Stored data
::::::::::
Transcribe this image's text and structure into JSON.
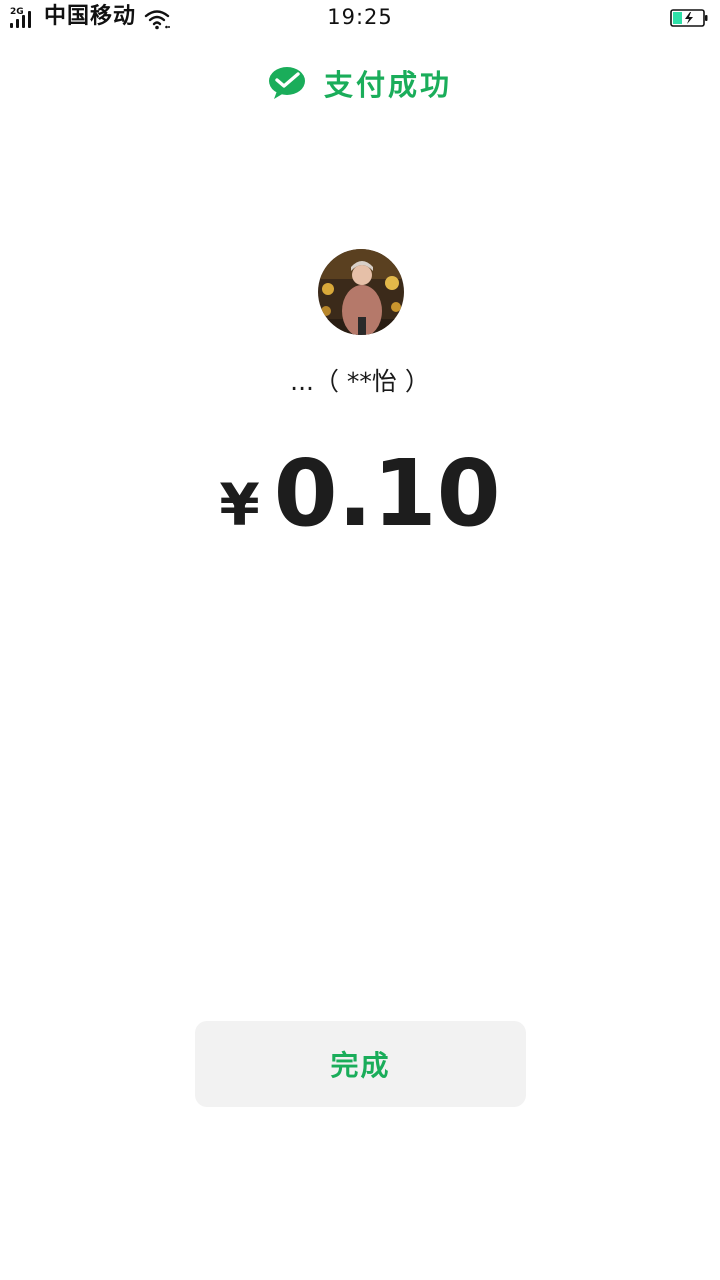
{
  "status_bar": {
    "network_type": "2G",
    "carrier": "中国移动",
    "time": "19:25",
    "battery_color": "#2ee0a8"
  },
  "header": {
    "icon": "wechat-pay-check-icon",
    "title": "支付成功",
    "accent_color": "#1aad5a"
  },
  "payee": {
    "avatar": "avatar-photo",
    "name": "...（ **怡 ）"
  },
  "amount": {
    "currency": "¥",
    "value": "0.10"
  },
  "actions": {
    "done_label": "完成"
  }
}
::::::::::
--- TASK DESCRIPTION ---
Can you repeat every record above exactly, apart from the pictures?

--- WRITTEN RESPONSE ---
Transcribe this image's text and structure into JSON.
{
  "status_bar": {
    "network_type": "2G",
    "carrier": "中国移动",
    "time": "19:25",
    "battery_color": "#2ee0a8"
  },
  "header": {
    "icon": "wechat-pay-check-icon",
    "title": "支付成功",
    "accent_color": "#1aad5a"
  },
  "payee": {
    "avatar": "avatar-photo",
    "name": "...（ **怡 ）"
  },
  "amount": {
    "currency": "¥",
    "value": "0.10"
  },
  "actions": {
    "done_label": "完成"
  }
}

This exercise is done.